┌────────

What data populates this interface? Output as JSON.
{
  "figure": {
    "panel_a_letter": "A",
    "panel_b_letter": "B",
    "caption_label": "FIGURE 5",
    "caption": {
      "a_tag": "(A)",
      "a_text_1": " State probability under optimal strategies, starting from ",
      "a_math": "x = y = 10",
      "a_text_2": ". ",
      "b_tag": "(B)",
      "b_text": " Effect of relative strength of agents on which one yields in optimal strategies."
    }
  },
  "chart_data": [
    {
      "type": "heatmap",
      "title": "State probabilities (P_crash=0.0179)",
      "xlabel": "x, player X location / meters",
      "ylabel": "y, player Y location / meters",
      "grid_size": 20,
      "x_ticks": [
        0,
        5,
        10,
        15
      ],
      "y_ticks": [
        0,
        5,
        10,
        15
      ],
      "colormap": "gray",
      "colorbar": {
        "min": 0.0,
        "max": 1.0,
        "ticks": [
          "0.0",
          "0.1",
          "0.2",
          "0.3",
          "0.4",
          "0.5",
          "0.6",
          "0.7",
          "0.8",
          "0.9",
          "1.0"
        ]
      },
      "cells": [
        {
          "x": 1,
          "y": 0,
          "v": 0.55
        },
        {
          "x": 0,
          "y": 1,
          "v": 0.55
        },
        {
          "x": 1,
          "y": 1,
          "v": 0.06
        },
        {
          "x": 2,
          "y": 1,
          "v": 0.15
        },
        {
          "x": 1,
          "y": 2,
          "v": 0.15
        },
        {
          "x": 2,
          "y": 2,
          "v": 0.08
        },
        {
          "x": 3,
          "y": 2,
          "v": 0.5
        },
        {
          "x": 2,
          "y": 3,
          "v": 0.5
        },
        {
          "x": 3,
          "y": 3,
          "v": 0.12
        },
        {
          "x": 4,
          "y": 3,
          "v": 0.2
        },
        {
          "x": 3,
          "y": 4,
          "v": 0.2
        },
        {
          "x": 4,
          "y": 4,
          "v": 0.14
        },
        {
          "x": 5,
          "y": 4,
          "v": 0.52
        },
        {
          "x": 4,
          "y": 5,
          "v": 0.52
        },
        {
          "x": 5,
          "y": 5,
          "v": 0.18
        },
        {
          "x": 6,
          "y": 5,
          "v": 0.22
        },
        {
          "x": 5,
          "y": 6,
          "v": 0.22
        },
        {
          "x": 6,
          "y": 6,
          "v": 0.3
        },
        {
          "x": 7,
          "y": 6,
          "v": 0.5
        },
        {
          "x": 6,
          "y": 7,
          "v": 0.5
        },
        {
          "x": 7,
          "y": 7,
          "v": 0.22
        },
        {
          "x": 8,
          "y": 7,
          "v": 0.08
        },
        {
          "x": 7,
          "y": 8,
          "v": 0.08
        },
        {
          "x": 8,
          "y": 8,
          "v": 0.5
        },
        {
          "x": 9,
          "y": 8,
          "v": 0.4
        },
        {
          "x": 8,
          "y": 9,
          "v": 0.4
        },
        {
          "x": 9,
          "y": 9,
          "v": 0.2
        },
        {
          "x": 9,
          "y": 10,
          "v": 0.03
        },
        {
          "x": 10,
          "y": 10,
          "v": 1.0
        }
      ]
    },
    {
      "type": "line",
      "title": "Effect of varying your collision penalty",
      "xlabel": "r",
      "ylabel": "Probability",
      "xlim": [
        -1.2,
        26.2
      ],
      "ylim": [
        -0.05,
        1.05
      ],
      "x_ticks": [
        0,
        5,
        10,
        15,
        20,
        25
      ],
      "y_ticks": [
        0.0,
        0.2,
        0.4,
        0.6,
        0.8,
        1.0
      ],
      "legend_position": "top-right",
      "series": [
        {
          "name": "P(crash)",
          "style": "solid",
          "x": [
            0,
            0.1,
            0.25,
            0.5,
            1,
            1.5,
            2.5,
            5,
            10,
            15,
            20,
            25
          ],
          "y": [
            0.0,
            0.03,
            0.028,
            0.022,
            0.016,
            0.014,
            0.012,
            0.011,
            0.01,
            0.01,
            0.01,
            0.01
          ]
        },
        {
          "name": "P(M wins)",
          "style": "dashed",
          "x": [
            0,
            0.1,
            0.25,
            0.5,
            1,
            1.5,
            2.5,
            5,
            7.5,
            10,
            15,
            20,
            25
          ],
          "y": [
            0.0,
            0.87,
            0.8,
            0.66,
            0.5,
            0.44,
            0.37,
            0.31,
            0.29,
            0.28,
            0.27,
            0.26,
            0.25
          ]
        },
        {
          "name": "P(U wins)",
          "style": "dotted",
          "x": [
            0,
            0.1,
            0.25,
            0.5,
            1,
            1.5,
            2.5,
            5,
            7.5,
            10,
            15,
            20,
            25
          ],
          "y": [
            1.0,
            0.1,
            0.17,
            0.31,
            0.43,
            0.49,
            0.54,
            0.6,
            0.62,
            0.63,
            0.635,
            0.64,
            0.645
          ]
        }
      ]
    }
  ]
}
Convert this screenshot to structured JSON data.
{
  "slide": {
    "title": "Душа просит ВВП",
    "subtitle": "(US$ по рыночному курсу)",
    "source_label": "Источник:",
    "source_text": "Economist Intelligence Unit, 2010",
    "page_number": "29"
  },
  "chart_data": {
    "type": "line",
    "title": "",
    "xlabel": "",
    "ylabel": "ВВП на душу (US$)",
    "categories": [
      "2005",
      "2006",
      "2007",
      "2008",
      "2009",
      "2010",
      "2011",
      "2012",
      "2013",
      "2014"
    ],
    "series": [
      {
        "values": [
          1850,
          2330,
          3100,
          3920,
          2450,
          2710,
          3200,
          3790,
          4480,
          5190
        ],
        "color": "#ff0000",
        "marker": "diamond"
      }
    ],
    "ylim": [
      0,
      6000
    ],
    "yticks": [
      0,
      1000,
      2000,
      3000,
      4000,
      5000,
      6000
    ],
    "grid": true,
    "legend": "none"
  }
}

└────────

### [EXERCISE DIRECTIONS]
Make a list of all lines in the data that contain "name".

### [FINAL RESULT]
          "name": "P(crash)",
          "name": "P(M wins)",
          "name": "P(U wins)",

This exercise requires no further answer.